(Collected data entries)
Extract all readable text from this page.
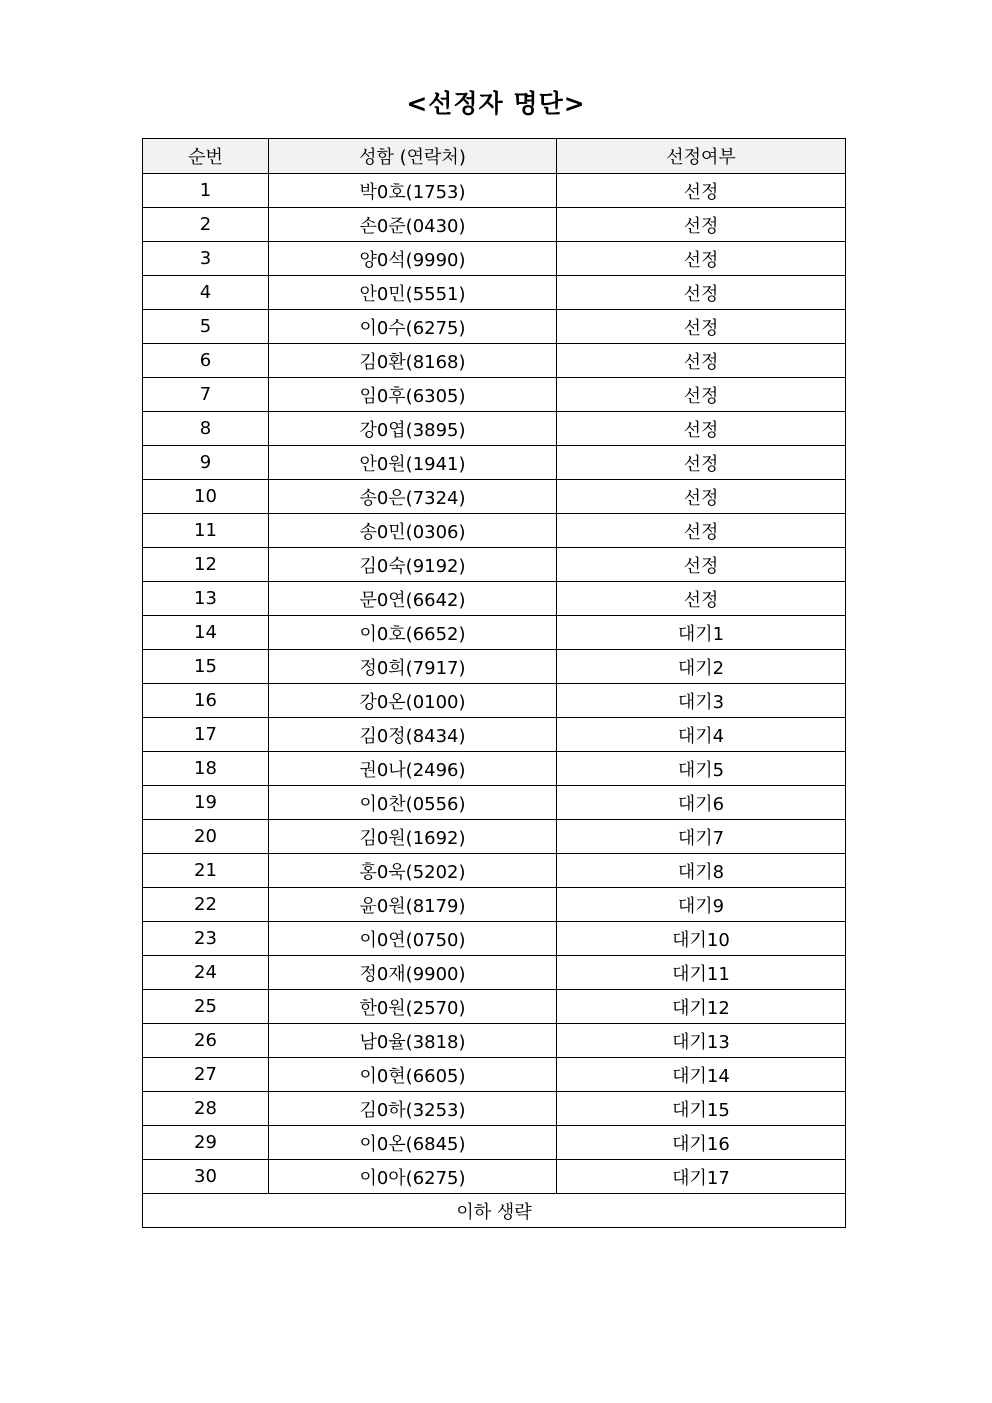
<선정자 명단>
순번	성함 (연락처)	선정여부
1	박0호(1753)	선정
2	손0준(0430)	선정
3	양0석(9990)	선정
4	안0민(5551)	선정
5	이0수(6275)	선정
6	김0환(8168)	선정
7	임0후(6305)	선정
8	강0엽(3895)	선정
9	안0원(1941)	선정
10	송0은(7324)	선정
11	송0민(0306)	선정
12	김0숙(9192)	선정
13	문0연(6642)	선정
14	이0호(6652)	대기1
15	정0희(7917)	대기2
16	강0온(0100)	대기3
17	김0정(8434)	대기4
18	권0나(2496)	대기5
19	이0찬(0556)	대기6
20	김0원(1692)	대기7
21	홍0욱(5202)	대기8
22	윤0원(8179)	대기9
23	이0연(0750)	대기10
24	정0재(9900)	대기11
25	한0원(2570)	대기12
26	남0율(3818)	대기13
27	이0현(6605)	대기14
28	김0하(3253)	대기15
29	이0온(6845)	대기16
30	이0아(6275)	대기17
이하 생략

#### Exercise instructions:
Write the entries above out in full, exactly, with no images.

#### Completed exercise:
Extract all readable text from this page.
<선정자 명단>
순번	성함 (연락처)	선정여부
1	박0호(1753)	선정
2	손0준(0430)	선정
3	양0석(9990)	선정
4	안0민(5551)	선정
5	이0수(6275)	선정
6	김0환(8168)	선정
7	임0후(6305)	선정
8	강0엽(3895)	선정
9	안0원(1941)	선정
10	송0은(7324)	선정
11	송0민(0306)	선정
12	김0숙(9192)	선정
13	문0연(6642)	선정
14	이0호(6652)	대기1
15	정0희(7917)	대기2
16	강0온(0100)	대기3
17	김0정(8434)	대기4
18	권0나(2496)	대기5
19	이0찬(0556)	대기6
20	김0원(1692)	대기7
21	홍0욱(5202)	대기8
22	윤0원(8179)	대기9
23	이0연(0750)	대기10
24	정0재(9900)	대기11
25	한0원(2570)	대기12
26	남0율(3818)	대기13
27	이0현(6605)	대기14
28	김0하(3253)	대기15
29	이0온(6845)	대기16
30	이0아(6275)	대기17
이하 생략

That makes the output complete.